Data section>
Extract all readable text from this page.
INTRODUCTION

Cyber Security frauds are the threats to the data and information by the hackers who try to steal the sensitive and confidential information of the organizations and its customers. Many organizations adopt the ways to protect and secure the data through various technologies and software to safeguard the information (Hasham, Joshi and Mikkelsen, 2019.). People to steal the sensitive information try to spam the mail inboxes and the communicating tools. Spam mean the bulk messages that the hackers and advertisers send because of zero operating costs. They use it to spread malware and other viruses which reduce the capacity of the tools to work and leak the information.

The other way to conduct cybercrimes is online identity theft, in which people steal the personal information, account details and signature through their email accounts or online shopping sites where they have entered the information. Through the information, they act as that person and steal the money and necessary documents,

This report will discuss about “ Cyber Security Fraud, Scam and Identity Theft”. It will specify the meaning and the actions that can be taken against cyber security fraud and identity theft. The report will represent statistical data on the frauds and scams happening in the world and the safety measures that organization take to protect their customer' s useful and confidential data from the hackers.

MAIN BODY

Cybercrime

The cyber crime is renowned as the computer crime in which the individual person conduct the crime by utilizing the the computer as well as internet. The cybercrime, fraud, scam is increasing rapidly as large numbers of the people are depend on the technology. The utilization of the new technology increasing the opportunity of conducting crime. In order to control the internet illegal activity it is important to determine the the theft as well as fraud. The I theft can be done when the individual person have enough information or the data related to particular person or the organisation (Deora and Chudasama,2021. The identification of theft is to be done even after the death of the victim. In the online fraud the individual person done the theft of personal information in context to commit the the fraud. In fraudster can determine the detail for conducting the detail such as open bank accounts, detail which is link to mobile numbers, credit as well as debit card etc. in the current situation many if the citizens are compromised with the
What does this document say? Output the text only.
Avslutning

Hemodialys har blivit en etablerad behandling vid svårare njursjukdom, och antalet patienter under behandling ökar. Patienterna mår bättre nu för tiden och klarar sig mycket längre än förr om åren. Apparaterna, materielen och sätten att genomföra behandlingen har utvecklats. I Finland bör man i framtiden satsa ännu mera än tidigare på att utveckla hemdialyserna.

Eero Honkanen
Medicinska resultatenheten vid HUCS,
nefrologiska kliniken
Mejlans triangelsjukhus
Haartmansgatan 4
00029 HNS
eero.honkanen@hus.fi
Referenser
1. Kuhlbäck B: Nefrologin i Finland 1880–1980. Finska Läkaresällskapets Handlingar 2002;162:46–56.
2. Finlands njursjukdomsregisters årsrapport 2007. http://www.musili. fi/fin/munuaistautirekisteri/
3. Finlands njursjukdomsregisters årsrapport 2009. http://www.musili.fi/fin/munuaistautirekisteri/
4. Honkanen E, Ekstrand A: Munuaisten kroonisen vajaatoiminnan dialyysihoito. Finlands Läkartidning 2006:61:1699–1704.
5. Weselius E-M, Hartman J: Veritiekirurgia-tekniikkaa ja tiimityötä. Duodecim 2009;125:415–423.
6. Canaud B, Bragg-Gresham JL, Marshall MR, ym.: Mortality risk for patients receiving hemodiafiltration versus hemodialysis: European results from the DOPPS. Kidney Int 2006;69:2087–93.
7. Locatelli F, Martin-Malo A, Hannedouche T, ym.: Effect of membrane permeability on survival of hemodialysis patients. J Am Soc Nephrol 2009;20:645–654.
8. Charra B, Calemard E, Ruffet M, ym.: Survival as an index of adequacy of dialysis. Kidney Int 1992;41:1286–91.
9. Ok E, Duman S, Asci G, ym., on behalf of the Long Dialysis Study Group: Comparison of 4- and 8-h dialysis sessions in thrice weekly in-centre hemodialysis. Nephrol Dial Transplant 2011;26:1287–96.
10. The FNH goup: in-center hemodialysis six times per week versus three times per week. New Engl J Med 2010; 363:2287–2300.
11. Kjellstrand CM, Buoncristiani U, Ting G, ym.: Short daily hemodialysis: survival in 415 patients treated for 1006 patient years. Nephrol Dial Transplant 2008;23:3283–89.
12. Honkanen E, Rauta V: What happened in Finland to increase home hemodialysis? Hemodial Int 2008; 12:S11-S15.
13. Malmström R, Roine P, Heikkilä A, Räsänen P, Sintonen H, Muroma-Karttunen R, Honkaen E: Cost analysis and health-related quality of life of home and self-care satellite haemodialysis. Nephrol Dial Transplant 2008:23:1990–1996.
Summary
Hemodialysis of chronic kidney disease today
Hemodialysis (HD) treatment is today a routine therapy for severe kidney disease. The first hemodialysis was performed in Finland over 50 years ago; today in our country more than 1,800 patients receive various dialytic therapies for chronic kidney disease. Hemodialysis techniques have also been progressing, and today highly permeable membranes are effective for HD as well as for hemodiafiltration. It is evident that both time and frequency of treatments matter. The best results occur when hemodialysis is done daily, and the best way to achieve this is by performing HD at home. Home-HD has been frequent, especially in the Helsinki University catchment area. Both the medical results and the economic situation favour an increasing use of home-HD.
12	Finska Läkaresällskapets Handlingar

Work instructions>
I'd like the entries above reproduced in full, exactly as they stand.

Result of the exercise>
Extract all readable text from this page.
INTRODUCTION

Cyber Security frauds are the threats to the data and information by the hackers who try to steal the sensitive and confidential information of the organizations and its customers. Many organizations adopt the ways to protect and secure the data through various technologies and software to safeguard the information (Hasham, Joshi and Mikkelsen, 2019.). People to steal the sensitive information try to spam the mail inboxes and the communicating tools. Spam mean the bulk messages that the hackers and advertisers send because of zero operating costs. They use it to spread malware and other viruses which reduce the capacity of the tools to work and leak the information.

The other way to conduct cybercrimes is online identity theft, in which people steal the personal information, account details and signature through their email accounts or online shopping sites where they have entered the information. Through the information, they act as that person and steal the money and necessary documents,

This report will discuss about “ Cyber Security Fraud, Scam and Identity Theft”. It will specify the meaning and the actions that can be taken against cyber security fraud and identity theft. The report will represent statistical data on the frauds and scams happening in the world and the safety measures that organization take to protect their customer' s useful and confidential data from the hackers.

MAIN BODY

Cybercrime

The cyber crime is renowned as the computer crime in which the individual person conduct the crime by utilizing the the computer as well as internet. The cybercrime, fraud, scam is increasing rapidly as large numbers of the people are depend on the technology. The utilization of the new technology increasing the opportunity of conducting crime. In order to control the internet illegal activity it is important to determine the the theft as well as fraud. The I theft can be done when the individual person have enough information or the data related to particular person or the organisation (Deora and Chudasama,2021. The identification of theft is to be done even after the death of the victim. In the online fraud the individual person done the theft of personal information in context to commit the the fraud. In fraudster can determine the detail for conducting the detail such as open bank accounts, detail which is link to mobile numbers, credit as well as debit card etc. in the current situation many if the citizens are compromised with the
What does this document say? Output the text only.
Avslutning

Hemodialys har blivit en etablerad behandling vid svårare njursjukdom, och antalet patienter under behandling ökar. Patienterna mår bättre nu för tiden och klarar sig mycket längre än förr om åren. Apparaterna, materielen och sätten att genomföra behandlingen har utvecklats. I Finland bör man i framtiden satsa ännu mera än tidigare på att utveckla hemdialyserna.

Eero Honkanen
Medicinska resultatenheten vid HUCS,
nefrologiska kliniken
Mejlans triangelsjukhus
Haartmansgatan 4
00029 HNS
eero.honkanen@hus.fi
Referenser
1. Kuhlbäck B: Nefrologin i Finland 1880–1980. Finska Läkaresällskapets Handlingar 2002;162:46–56.
2. Finlands njursjukdomsregisters årsrapport 2007. http://www.musili. fi/fin/munuaistautirekisteri/
3. Finlands njursjukdomsregisters årsrapport 2009. http://www.musili.fi/fin/munuaistautirekisteri/
4. Honkanen E, Ekstrand A: Munuaisten kroonisen vajaatoiminnan dialyysihoito. Finlands Läkartidning 2006:61:1699–1704.
5. Weselius E-M, Hartman J: Veritiekirurgia-tekniikkaa ja tiimityötä. Duodecim 2009;125:415–423.
6. Canaud B, Bragg-Gresham JL, Marshall MR, ym.: Mortality risk for patients receiving hemodiafiltration versus hemodialysis: European results from the DOPPS. Kidney Int 2006;69:2087–93.
7. Locatelli F, Martin-Malo A, Hannedouche T, ym.: Effect of membrane permeability on survival of hemodialysis patients. J Am Soc Nephrol 2009;20:645–654.
8. Charra B, Calemard E, Ruffet M, ym.: Survival as an index of adequacy of dialysis. Kidney Int 1992;41:1286–91.
9. Ok E, Duman S, Asci G, ym., on behalf of the Long Dialysis Study Group: Comparison of 4- and 8-h dialysis sessions in thrice weekly in-centre hemodialysis. Nephrol Dial Transplant 2011;26:1287–96.
10. The FNH goup: in-center hemodialysis six times per week versus three times per week. New Engl J Med 2010; 363:2287–2300.
11. Kjellstrand CM, Buoncristiani U, Ting G, ym.: Short daily hemodialysis: survival in 415 patients treated for 1006 patient years. Nephrol Dial Transplant 2008;23:3283–89.
12. Honkanen E, Rauta V: What happened in Finland to increase home hemodialysis? Hemodial Int 2008; 12:S11-S15.
13. Malmström R, Roine P, Heikkilä A, Räsänen P, Sintonen H, Muroma-Karttunen R, Honkaen E: Cost analysis and health-related quality of life of home and self-care satellite haemodialysis. Nephrol Dial Transplant 2008:23:1990–1996.
Summary
Hemodialysis of chronic kidney disease today
Hemodialysis (HD) treatment is today a routine therapy for severe kidney disease. The first hemodialysis was performed in Finland over 50 years ago; today in our country more than 1,800 patients receive various dialytic therapies for chronic kidney disease. Hemodialysis techniques have also been progressing, and today highly permeable membranes are effective for HD as well as for hemodiafiltration. It is evident that both time and frequency of treatments matter. The best results occur when hemodialysis is done daily, and the best way to achieve this is by performing HD at home. Home-HD has been frequent, especially in the Helsinki University catchment area. Both the medical results and the economic situation favour an increasing use of home-HD.
12	Finska Läkaresällskapets Handlingar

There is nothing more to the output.